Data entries
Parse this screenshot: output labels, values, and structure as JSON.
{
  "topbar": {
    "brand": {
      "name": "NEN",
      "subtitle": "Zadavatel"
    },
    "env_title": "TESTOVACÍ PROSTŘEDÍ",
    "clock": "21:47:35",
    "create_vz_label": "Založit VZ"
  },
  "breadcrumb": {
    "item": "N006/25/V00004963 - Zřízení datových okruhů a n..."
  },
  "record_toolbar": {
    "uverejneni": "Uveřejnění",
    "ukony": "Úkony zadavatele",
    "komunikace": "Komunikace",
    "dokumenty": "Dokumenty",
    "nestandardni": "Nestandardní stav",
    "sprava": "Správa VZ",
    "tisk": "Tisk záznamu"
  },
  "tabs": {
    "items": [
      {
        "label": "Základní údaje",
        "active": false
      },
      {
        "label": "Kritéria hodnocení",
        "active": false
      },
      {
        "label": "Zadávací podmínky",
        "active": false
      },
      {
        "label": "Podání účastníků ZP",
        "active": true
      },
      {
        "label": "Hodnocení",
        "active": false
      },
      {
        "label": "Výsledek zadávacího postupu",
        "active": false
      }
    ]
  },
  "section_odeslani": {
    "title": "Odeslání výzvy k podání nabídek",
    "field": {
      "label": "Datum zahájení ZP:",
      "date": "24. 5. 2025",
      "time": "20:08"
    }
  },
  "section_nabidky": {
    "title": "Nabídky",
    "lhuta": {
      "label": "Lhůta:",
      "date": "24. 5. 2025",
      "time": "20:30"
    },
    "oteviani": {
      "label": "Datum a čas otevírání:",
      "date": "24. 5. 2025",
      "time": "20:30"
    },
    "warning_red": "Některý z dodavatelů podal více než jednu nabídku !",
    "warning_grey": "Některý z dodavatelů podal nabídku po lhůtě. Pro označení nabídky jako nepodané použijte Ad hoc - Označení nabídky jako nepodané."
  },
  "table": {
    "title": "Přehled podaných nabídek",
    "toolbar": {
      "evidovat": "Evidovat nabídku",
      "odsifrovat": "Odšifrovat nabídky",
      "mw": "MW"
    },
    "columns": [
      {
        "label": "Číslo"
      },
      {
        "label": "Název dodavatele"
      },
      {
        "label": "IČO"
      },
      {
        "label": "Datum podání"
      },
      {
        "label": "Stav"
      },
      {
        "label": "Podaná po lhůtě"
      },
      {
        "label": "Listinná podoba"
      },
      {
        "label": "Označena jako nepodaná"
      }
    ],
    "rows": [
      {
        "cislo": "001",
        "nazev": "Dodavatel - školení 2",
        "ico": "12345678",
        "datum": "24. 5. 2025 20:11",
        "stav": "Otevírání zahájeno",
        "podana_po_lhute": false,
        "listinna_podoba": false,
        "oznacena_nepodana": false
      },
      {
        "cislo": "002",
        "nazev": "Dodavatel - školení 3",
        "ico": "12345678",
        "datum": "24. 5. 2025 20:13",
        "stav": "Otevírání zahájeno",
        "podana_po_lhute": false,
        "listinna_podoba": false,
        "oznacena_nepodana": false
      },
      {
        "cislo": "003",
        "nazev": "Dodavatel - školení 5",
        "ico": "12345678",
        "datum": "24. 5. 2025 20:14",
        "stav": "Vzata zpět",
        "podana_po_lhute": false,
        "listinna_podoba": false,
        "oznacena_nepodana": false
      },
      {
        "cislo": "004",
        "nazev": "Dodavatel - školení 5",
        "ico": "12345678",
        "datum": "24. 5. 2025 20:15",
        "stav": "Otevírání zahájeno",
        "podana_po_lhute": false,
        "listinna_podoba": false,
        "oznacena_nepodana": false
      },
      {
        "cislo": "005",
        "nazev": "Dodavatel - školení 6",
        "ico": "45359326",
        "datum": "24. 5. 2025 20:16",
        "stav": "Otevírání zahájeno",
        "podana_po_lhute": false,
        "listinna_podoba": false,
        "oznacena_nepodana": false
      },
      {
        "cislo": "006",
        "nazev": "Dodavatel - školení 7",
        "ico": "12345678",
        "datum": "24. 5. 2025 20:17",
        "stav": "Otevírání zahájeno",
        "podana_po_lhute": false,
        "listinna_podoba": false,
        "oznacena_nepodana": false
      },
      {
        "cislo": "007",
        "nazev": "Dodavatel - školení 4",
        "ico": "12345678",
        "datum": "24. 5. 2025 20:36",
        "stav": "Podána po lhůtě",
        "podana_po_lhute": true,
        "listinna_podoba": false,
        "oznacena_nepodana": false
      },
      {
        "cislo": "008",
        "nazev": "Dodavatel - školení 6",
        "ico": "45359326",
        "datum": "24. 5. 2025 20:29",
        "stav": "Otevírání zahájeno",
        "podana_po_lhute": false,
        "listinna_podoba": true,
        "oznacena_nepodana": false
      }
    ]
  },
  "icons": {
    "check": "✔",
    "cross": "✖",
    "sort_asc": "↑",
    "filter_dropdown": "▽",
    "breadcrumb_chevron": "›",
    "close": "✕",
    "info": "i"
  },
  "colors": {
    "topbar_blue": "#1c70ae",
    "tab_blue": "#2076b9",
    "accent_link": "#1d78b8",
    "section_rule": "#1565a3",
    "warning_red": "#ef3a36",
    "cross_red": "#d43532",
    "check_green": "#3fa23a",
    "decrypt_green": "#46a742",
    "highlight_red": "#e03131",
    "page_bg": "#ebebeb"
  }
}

**WHAT THE TASK ASKS:**
Extract every line above exactly as it stands.

**COMPLETE ANSWER:**
Parse this screenshot: output labels, values, and structure as JSON.
{
  "topbar": {
    "brand": {
      "name": "NEN",
      "subtitle": "Zadavatel"
    },
    "env_title": "TESTOVACÍ PROSTŘEDÍ",
    "clock": "21:47:35",
    "create_vz_label": "Založit VZ"
  },
  "breadcrumb": {
    "item": "N006/25/V00004963 - Zřízení datových okruhů a n..."
  },
  "record_toolbar": {
    "uverejneni": "Uveřejnění",
    "ukony": "Úkony zadavatele",
    "komunikace": "Komunikace",
    "dokumenty": "Dokumenty",
    "nestandardni": "Nestandardní stav",
    "sprava": "Správa VZ",
    "tisk": "Tisk záznamu"
  },
  "tabs": {
    "items": [
      {
        "label": "Základní údaje",
        "active": false
      },
      {
        "label": "Kritéria hodnocení",
        "active": false
      },
      {
        "label": "Zadávací podmínky",
        "active": false
      },
      {
        "label": "Podání účastníků ZP",
        "active": true
      },
      {
        "label": "Hodnocení",
        "active": false
      },
      {
        "label": "Výsledek zadávacího postupu",
        "active": false
      }
    ]
  },
  "section_odeslani": {
    "title": "Odeslání výzvy k podání nabídek",
    "field": {
      "label": "Datum zahájení ZP:",
      "date": "24. 5. 2025",
      "time": "20:08"
    }
  },
  "section_nabidky": {
    "title": "Nabídky",
    "lhuta": {
      "label": "Lhůta:",
      "date": "24. 5. 2025",
      "time": "20:30"
    },
    "oteviani": {
      "label": "Datum a čas otevírání:",
      "date": "24. 5. 2025",
      "time": "20:30"
    },
    "warning_red": "Některý z dodavatelů podal více než jednu nabídku !",
    "warning_grey": "Některý z dodavatelů podal nabídku po lhůtě. Pro označení nabídky jako nepodané použijte Ad hoc - Označení nabídky jako nepodané."
  },
  "table": {
    "title": "Přehled podaných nabídek",
    "toolbar": {
      "evidovat": "Evidovat nabídku",
      "odsifrovat": "Odšifrovat nabídky",
      "mw": "MW"
    },
    "columns": [
      {
        "label": "Číslo"
      },
      {
        "label": "Název dodavatele"
      },
      {
        "label": "IČO"
      },
      {
        "label": "Datum podání"
      },
      {
        "label": "Stav"
      },
      {
        "label": "Podaná po lhůtě"
      },
      {
        "label": "Listinná podoba"
      },
      {
        "label": "Označena jako nepodaná"
      }
    ],
    "rows": [
      {
        "cislo": "001",
        "nazev": "Dodavatel - školení 2",
        "ico": "12345678",
        "datum": "24. 5. 2025 20:11",
        "stav": "Otevírání zahájeno",
        "podana_po_lhute": false,
        "listinna_podoba": false,
        "oznacena_nepodana": false
      },
      {
        "cislo": "002",
        "nazev": "Dodavatel - školení 3",
        "ico": "12345678",
        "datum": "24. 5. 2025 20:13",
        "stav": "Otevírání zahájeno",
        "podana_po_lhute": false,
        "listinna_podoba": false,
        "oznacena_nepodana": false
      },
      {
        "cislo": "003",
        "nazev": "Dodavatel - školení 5",
        "ico": "12345678",
        "datum": "24. 5. 2025 20:14",
        "stav": "Vzata zpět",
        "podana_po_lhute": false,
        "listinna_podoba": false,
        "oznacena_nepodana": false
      },
      {
        "cislo": "004",
        "nazev": "Dodavatel - školení 5",
        "ico": "12345678",
        "datum": "24. 5. 2025 20:15",
        "stav": "Otevírání zahájeno",
        "podana_po_lhute": false,
        "listinna_podoba": false,
        "oznacena_nepodana": false
      },
      {
        "cislo": "005",
        "nazev": "Dodavatel - školení 6",
        "ico": "45359326",
        "datum": "24. 5. 2025 20:16",
        "stav": "Otevírání zahájeno",
        "podana_po_lhute": false,
        "listinna_podoba": false,
        "oznacena_nepodana": false
      },
      {
        "cislo": "006",
        "nazev": "Dodavatel - školení 7",
        "ico": "12345678",
        "datum": "24. 5. 2025 20:17",
        "stav": "Otevírání zahájeno",
        "podana_po_lhute": false,
        "listinna_podoba": false,
        "oznacena_nepodana": false
      },
      {
        "cislo": "007",
        "nazev": "Dodavatel - školení 4",
        "ico": "12345678",
        "datum": "24. 5. 2025 20:36",
        "stav": "Podána po lhůtě",
        "podana_po_lhute": true,
        "listinna_podoba": false,
        "oznacena_nepodana": false
      },
      {
        "cislo": "008",
        "nazev": "Dodavatel - školení 6",
        "ico": "45359326",
        "datum": "24. 5. 2025 20:29",
        "stav": "Otevírání zahájeno",
        "podana_po_lhute": false,
        "listinna_podoba": true,
        "oznacena_nepodana": false
      }
    ]
  },
  "icons": {
    "check": "✔",
    "cross": "✖",
    "sort_asc": "↑",
    "filter_dropdown": "▽",
    "breadcrumb_chevron": "›",
    "close": "✕",
    "info": "i"
  },
  "colors": {
    "topbar_blue": "#1c70ae",
    "tab_blue": "#2076b9",
    "accent_link": "#1d78b8",
    "section_rule": "#1565a3",
    "warning_red": "#ef3a36",
    "cross_red": "#d43532",
    "check_green": "#3fa23a",
    "decrypt_green": "#46a742",
    "highlight_red": "#e03131",
    "page_bg": "#ebebeb"
  }
}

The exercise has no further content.